--- Start ---

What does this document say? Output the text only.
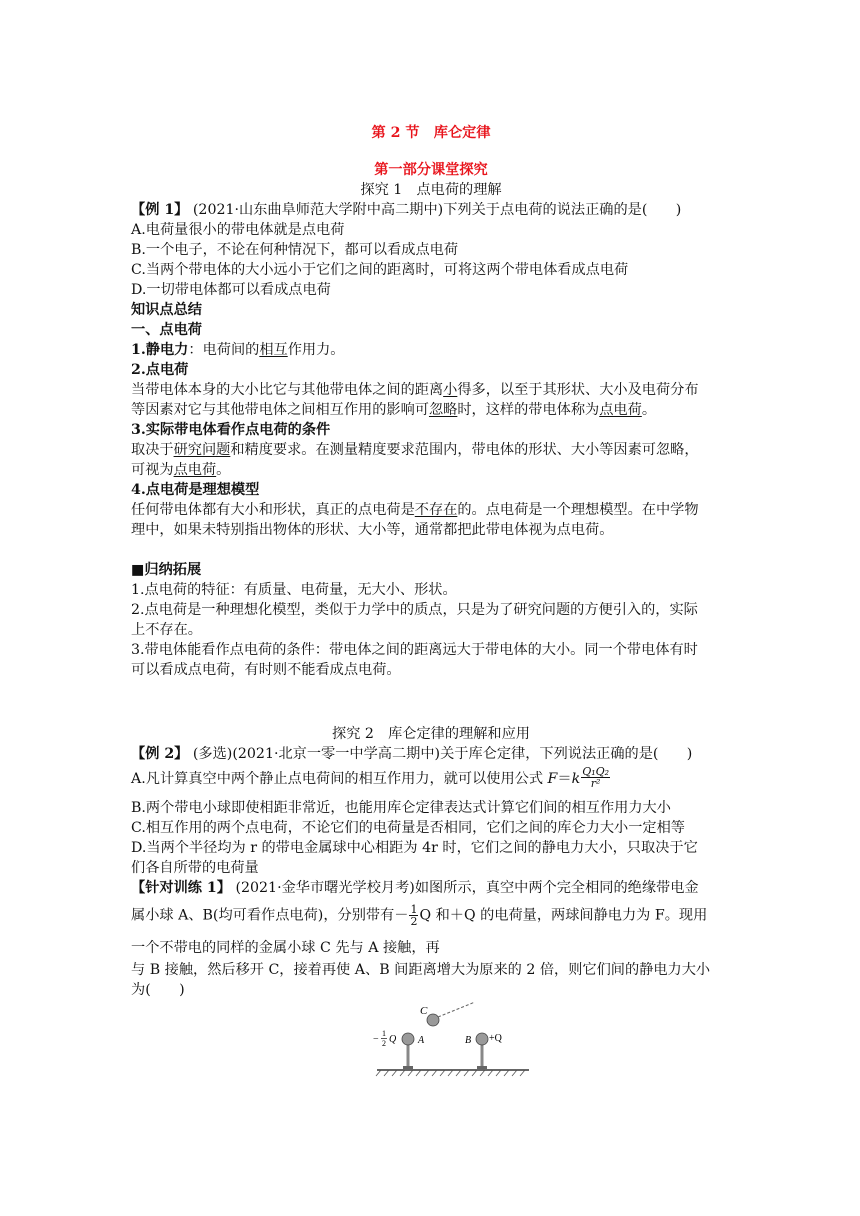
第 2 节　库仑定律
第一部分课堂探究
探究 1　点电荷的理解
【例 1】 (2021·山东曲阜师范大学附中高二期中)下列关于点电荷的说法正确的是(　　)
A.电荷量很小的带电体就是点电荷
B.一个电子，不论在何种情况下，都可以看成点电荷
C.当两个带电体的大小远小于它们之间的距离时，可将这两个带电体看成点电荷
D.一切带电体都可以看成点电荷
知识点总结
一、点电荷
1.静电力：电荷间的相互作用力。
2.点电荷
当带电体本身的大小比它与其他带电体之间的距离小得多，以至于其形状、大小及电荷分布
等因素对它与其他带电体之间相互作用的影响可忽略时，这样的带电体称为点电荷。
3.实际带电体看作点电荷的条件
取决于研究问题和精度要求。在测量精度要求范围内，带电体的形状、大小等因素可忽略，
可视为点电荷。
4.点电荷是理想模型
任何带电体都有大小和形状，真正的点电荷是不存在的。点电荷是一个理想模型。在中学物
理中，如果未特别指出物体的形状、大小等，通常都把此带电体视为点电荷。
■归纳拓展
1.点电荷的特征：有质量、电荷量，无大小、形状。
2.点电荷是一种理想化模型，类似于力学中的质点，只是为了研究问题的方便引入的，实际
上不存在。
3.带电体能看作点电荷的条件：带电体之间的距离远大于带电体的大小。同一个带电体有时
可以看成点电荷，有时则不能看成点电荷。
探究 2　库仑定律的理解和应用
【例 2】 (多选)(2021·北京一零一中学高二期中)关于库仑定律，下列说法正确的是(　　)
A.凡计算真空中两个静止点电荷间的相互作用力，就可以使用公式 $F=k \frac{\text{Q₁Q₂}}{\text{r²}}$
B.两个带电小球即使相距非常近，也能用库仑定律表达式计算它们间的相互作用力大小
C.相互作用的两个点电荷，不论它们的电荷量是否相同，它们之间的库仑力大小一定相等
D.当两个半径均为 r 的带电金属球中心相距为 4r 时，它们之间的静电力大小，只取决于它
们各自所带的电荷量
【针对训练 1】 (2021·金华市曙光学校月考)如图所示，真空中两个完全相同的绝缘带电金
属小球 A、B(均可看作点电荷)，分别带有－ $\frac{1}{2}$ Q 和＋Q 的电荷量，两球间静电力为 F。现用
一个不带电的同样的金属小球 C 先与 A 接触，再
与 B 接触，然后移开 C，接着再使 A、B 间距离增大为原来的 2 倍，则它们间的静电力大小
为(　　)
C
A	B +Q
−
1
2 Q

--- End ---
--- Start ---

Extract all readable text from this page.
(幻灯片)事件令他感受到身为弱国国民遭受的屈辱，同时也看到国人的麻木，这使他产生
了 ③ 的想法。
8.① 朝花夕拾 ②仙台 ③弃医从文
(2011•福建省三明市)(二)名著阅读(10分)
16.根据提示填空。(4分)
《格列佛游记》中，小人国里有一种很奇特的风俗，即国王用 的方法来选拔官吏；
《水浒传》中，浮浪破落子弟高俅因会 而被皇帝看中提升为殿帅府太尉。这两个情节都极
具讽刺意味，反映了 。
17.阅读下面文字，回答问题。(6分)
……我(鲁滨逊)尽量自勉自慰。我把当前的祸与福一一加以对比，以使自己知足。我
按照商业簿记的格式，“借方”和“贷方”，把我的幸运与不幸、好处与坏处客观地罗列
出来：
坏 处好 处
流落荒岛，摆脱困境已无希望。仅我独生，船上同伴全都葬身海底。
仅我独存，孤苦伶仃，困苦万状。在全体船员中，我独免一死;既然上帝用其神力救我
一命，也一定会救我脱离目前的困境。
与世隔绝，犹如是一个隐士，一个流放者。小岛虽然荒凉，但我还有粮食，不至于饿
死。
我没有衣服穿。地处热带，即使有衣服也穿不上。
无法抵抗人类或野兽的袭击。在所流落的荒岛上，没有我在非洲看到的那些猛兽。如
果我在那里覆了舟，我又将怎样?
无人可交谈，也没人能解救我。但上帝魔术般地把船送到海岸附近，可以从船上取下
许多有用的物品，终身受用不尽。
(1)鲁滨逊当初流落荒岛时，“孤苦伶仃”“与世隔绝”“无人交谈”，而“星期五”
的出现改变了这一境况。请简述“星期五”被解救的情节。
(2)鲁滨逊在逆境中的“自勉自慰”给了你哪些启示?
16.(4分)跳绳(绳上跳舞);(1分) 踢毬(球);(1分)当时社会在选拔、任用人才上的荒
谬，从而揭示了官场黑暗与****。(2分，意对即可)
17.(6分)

--- End ---

WHAT TO WORK ON: Of the lines in the records, how many contain the word "与世隔绝"? Answer with the number and nothing else.

FINAL RESULT: 2